Data entries
══════════
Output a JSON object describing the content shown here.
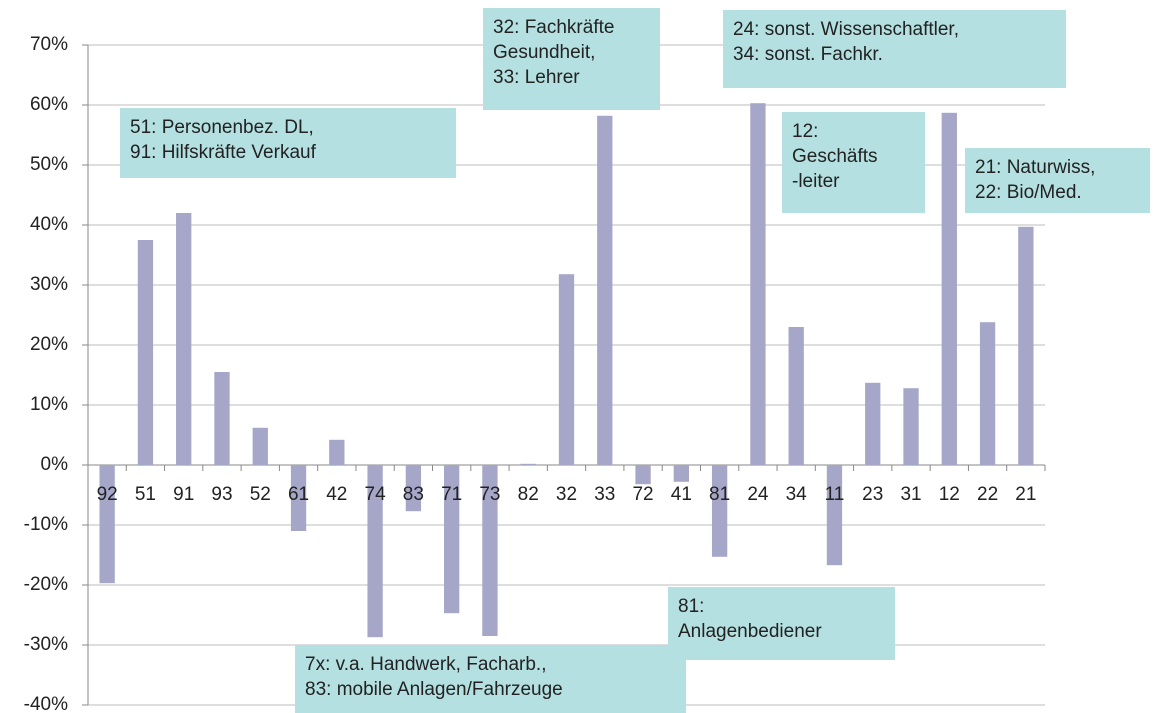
{
  "chart_data": {
    "type": "bar",
    "categories": [
      "92",
      "51",
      "91",
      "93",
      "52",
      "61",
      "42",
      "74",
      "83",
      "71",
      "73",
      "82",
      "32",
      "33",
      "72",
      "41",
      "81",
      "24",
      "34",
      "11",
      "23",
      "31",
      "12",
      "22",
      "21"
    ],
    "values": [
      -19.7,
      37.5,
      42,
      15.5,
      6.2,
      -11,
      4.2,
      -28.7,
      -7.7,
      -24.7,
      -28.5,
      0.2,
      31.8,
      58.2,
      -3.2,
      -2.8,
      -15.3,
      60.3,
      23,
      -16.7,
      13.7,
      12.8,
      58.7,
      23.8,
      39.7
    ],
    "color": "#a6a6c9",
    "ylim": [
      -40,
      70
    ],
    "yticks": [
      {
        "value": -40,
        "label": "-40%"
      },
      {
        "value": -30,
        "label": "-30%"
      },
      {
        "value": -20,
        "label": "-20%"
      },
      {
        "value": -10,
        "label": "-10%"
      },
      {
        "value": 0,
        "label": "0%"
      },
      {
        "value": 10,
        "label": "10%"
      },
      {
        "value": 20,
        "label": "20%"
      },
      {
        "value": 30,
        "label": "30%"
      },
      {
        "value": 40,
        "label": "40%"
      },
      {
        "value": 50,
        "label": "50%"
      },
      {
        "value": 60,
        "label": "60%"
      },
      {
        "value": 70,
        "label": "70%"
      }
    ],
    "grid": true,
    "annotations": [
      {
        "lines": [
          "51: Personenbez. DL,",
          "91: Hilfskräfte Verkauf"
        ]
      },
      {
        "lines": [
          "32: Fachkräfte",
          "Gesundheit,",
          "33: Lehrer"
        ]
      },
      {
        "lines": [
          "24: sonst. Wissenschaftler,",
          "34: sonst. Fachkr."
        ]
      },
      {
        "lines": [
          "12:",
          "Geschäfts",
          "-leiter"
        ]
      },
      {
        "lines": [
          "21: Naturwiss,",
          "22: Bio/Med."
        ]
      },
      {
        "lines": [
          "81:",
          "Anlagenbediener"
        ]
      },
      {
        "lines": [
          "7x: v.a. Handwerk, Facharb.,",
          "83: mobile Anlagen/Fahrzeuge"
        ]
      }
    ]
  }
}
══════════
**Exercise instructions**
Pictures appear in the records above. Output everything except them, exactly.

**The response**
Output a JSON object describing the content shown here.
{
  "chart_data": {
    "type": "bar",
    "categories": [
      "92",
      "51",
      "91",
      "93",
      "52",
      "61",
      "42",
      "74",
      "83",
      "71",
      "73",
      "82",
      "32",
      "33",
      "72",
      "41",
      "81",
      "24",
      "34",
      "11",
      "23",
      "31",
      "12",
      "22",
      "21"
    ],
    "values": [
      -19.7,
      37.5,
      42,
      15.5,
      6.2,
      -11,
      4.2,
      -28.7,
      -7.7,
      -24.7,
      -28.5,
      0.2,
      31.8,
      58.2,
      -3.2,
      -2.8,
      -15.3,
      60.3,
      23,
      -16.7,
      13.7,
      12.8,
      58.7,
      23.8,
      39.7
    ],
    "color": "#a6a6c9",
    "ylim": [
      -40,
      70
    ],
    "yticks": [
      {
        "value": -40,
        "label": "-40%"
      },
      {
        "value": -30,
        "label": "-30%"
      },
      {
        "value": -20,
        "label": "-20%"
      },
      {
        "value": -10,
        "label": "-10%"
      },
      {
        "value": 0,
        "label": "0%"
      },
      {
        "value": 10,
        "label": "10%"
      },
      {
        "value": 20,
        "label": "20%"
      },
      {
        "value": 30,
        "label": "30%"
      },
      {
        "value": 40,
        "label": "40%"
      },
      {
        "value": 50,
        "label": "50%"
      },
      {
        "value": 60,
        "label": "60%"
      },
      {
        "value": 70,
        "label": "70%"
      }
    ],
    "grid": true,
    "annotations": [
      {
        "lines": [
          "51: Personenbez. DL,",
          "91: Hilfskräfte Verkauf"
        ]
      },
      {
        "lines": [
          "32: Fachkräfte",
          "Gesundheit,",
          "33: Lehrer"
        ]
      },
      {
        "lines": [
          "24: sonst. Wissenschaftler,",
          "34: sonst. Fachkr."
        ]
      },
      {
        "lines": [
          "12:",
          "Geschäfts",
          "-leiter"
        ]
      },
      {
        "lines": [
          "21: Naturwiss,",
          "22: Bio/Med."
        ]
      },
      {
        "lines": [
          "81:",
          "Anlagenbediener"
        ]
      },
      {
        "lines": [
          "7x: v.a. Handwerk, Facharb.,",
          "83: mobile Anlagen/Fahrzeuge"
        ]
      }
    ]
  }
}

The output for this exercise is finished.